++++ THE RECORDS
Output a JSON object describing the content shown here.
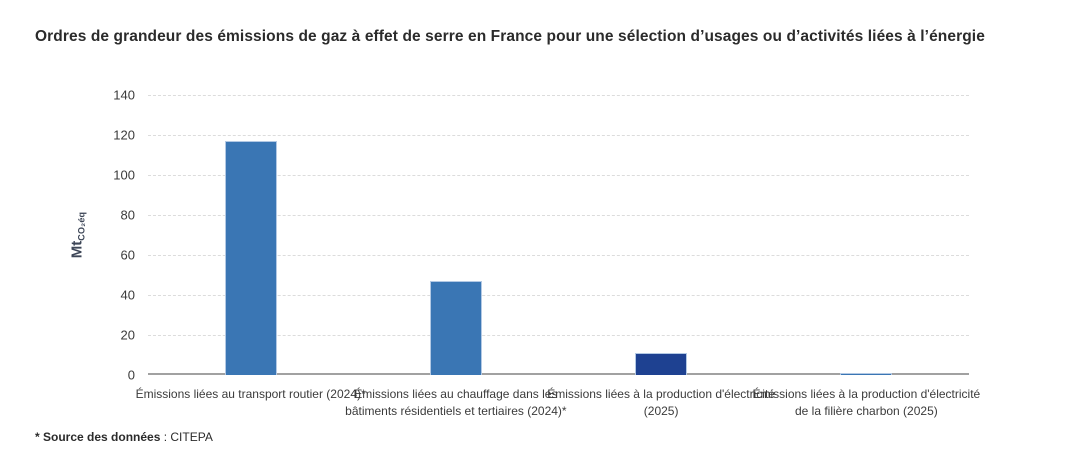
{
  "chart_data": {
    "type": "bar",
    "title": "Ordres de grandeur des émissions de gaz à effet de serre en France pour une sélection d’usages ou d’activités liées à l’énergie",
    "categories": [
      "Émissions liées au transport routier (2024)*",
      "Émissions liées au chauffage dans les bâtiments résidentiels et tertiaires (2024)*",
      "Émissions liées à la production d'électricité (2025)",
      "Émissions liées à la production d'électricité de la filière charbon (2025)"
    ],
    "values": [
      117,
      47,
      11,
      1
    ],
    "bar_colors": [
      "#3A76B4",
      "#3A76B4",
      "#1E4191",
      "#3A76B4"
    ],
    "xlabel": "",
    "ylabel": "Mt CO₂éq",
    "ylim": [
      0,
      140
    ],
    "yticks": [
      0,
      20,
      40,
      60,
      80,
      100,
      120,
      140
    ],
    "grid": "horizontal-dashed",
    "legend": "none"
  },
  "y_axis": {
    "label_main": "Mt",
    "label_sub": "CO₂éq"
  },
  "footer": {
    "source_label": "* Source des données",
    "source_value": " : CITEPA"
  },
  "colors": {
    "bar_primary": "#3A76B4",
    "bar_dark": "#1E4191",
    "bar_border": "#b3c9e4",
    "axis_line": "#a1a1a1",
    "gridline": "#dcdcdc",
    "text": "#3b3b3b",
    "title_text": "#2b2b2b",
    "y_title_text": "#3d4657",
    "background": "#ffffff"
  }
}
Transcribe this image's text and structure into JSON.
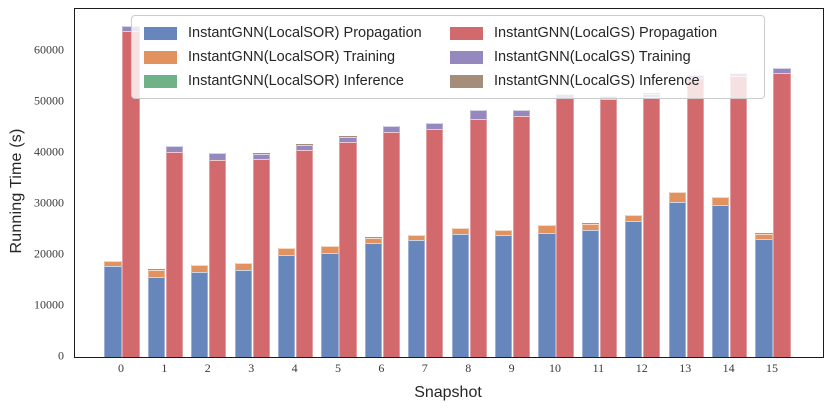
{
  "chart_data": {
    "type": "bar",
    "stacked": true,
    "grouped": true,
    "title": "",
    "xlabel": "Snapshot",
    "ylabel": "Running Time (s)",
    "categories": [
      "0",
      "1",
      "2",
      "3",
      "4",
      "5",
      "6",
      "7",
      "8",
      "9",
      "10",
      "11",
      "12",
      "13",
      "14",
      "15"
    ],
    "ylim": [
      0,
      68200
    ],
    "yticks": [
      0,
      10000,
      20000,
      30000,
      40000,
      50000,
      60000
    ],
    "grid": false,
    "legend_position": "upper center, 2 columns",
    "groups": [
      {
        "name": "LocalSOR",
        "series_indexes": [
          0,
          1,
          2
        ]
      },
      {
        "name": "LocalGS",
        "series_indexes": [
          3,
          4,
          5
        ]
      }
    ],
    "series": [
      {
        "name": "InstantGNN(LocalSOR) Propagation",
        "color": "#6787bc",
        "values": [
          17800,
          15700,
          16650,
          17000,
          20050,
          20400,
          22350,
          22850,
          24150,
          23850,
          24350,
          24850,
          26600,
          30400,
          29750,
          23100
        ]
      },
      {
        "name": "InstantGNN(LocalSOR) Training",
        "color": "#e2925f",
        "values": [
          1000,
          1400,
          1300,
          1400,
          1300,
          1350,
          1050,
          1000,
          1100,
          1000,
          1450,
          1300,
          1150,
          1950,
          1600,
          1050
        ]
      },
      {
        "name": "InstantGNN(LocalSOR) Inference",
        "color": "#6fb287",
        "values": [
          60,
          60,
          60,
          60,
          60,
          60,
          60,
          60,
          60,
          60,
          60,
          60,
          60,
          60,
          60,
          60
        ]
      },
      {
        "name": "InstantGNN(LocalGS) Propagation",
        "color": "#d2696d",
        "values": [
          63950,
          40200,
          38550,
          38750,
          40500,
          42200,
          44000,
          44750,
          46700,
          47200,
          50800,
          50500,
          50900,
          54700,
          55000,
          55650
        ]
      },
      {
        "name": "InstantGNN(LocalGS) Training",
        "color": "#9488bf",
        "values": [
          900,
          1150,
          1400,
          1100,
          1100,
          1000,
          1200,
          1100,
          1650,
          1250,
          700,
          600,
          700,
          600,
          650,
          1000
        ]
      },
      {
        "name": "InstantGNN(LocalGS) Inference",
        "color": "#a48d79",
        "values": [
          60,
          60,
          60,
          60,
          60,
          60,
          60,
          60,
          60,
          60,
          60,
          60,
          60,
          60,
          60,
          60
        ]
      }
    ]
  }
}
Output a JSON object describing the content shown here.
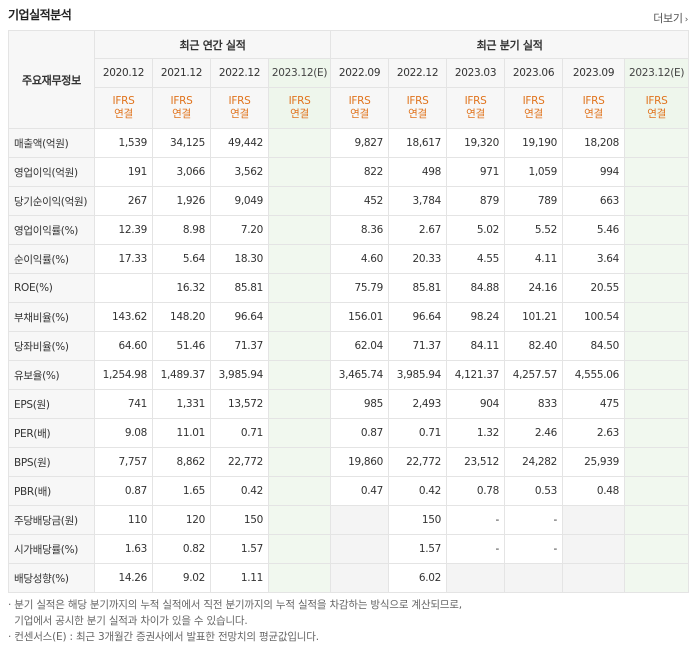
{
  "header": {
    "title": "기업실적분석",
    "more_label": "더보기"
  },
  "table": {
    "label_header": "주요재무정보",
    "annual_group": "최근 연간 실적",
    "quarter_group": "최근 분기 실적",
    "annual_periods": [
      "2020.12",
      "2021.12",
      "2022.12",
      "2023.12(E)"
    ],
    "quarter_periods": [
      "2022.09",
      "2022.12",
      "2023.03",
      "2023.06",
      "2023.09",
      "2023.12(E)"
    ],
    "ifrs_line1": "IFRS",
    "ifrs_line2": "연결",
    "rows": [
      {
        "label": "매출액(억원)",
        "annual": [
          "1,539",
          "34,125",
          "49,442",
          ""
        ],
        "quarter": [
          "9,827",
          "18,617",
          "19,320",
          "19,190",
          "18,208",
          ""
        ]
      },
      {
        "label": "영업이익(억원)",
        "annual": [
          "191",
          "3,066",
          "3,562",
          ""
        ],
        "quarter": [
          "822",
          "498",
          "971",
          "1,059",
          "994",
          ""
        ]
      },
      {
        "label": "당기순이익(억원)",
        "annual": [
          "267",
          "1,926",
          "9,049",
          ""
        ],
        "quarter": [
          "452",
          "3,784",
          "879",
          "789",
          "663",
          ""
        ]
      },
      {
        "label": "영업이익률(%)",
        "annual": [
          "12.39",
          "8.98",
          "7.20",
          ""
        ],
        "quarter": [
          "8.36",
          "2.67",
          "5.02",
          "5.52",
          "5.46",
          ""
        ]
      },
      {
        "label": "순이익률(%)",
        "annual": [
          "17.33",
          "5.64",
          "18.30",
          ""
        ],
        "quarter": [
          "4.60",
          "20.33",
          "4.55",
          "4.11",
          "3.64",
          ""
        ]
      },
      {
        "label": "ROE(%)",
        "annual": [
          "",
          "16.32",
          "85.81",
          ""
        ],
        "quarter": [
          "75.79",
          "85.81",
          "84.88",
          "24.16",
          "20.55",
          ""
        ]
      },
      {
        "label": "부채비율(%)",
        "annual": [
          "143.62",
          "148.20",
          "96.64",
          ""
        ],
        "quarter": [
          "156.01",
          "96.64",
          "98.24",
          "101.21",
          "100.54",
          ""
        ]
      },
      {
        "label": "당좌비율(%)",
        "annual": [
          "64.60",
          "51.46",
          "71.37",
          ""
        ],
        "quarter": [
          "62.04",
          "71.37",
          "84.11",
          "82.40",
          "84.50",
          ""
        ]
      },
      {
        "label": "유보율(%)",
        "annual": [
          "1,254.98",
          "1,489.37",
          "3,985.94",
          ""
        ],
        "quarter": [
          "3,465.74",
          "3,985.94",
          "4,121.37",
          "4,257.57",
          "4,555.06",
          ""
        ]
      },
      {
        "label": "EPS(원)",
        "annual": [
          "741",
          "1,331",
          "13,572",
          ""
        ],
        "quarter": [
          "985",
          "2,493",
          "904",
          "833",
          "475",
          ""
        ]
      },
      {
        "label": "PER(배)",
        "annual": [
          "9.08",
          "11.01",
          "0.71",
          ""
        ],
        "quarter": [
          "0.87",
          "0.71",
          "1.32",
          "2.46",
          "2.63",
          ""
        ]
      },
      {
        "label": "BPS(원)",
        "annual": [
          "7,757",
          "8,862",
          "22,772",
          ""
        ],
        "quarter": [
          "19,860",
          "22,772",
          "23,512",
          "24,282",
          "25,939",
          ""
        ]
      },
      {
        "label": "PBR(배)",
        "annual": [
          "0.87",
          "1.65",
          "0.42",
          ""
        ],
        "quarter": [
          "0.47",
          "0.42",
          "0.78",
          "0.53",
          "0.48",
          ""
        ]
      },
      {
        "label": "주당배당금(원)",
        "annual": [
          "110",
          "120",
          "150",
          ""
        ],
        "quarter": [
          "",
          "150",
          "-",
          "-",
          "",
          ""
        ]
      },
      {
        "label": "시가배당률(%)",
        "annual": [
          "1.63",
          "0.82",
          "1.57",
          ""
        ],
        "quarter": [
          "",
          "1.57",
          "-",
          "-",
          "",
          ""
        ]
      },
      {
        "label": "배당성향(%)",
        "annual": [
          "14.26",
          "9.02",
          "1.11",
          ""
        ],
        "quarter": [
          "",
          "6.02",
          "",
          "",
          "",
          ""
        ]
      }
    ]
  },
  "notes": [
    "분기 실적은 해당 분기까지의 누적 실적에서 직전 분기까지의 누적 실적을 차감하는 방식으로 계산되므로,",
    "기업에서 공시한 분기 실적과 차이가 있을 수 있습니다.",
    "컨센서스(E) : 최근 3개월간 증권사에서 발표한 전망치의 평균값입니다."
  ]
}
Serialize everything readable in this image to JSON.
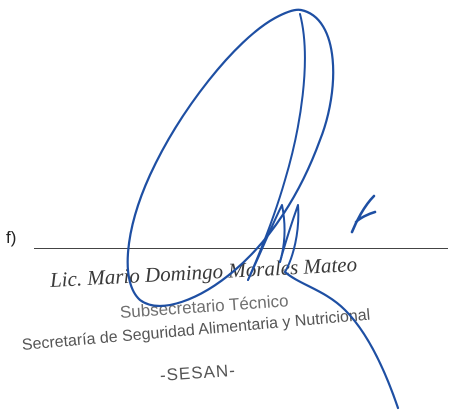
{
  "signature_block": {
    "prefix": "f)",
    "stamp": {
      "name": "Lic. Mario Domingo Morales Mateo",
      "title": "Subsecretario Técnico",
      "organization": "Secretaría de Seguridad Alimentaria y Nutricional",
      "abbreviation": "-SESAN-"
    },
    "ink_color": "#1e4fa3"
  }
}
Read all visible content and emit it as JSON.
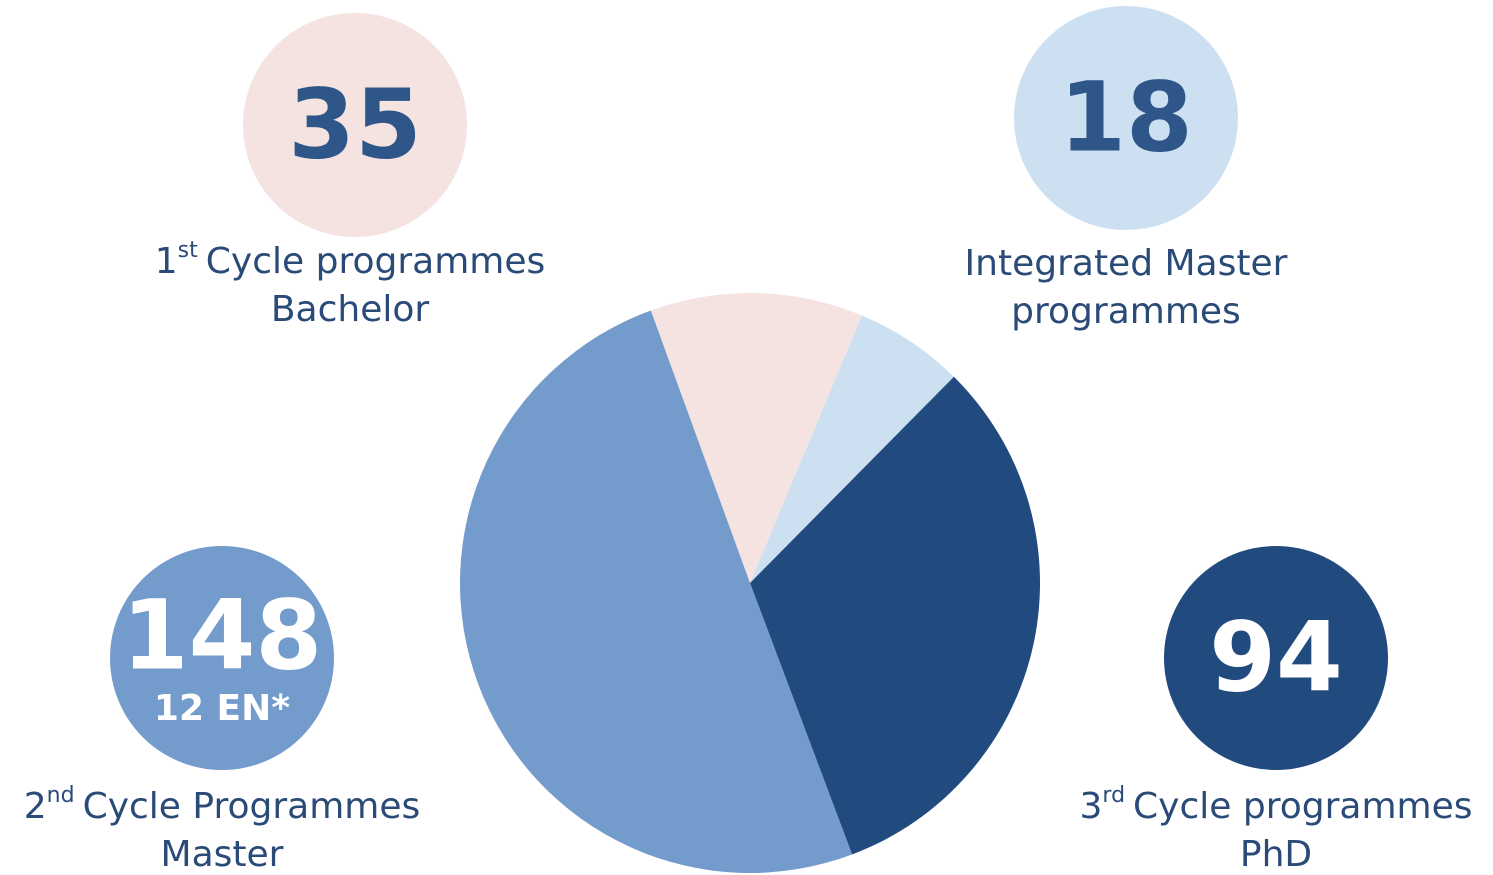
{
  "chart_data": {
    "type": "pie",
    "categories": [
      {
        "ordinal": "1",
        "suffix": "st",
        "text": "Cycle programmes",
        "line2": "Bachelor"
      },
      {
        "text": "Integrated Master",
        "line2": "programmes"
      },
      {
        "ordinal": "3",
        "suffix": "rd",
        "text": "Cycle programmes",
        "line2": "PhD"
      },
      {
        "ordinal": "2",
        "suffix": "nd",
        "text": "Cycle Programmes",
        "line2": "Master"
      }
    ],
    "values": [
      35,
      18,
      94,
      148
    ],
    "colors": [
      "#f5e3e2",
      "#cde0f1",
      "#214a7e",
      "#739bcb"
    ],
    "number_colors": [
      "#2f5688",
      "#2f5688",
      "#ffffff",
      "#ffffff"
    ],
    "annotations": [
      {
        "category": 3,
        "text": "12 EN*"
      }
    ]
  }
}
++++++++
WORK REQUIRED: Copy down every line of the material above that includes the string "Propagation".

PROBLEM SOLUTION:
        "name": "InstantGNN(LocalSOR) Propagation",
        "name": "InstantGNN(LocalGS) Propagation",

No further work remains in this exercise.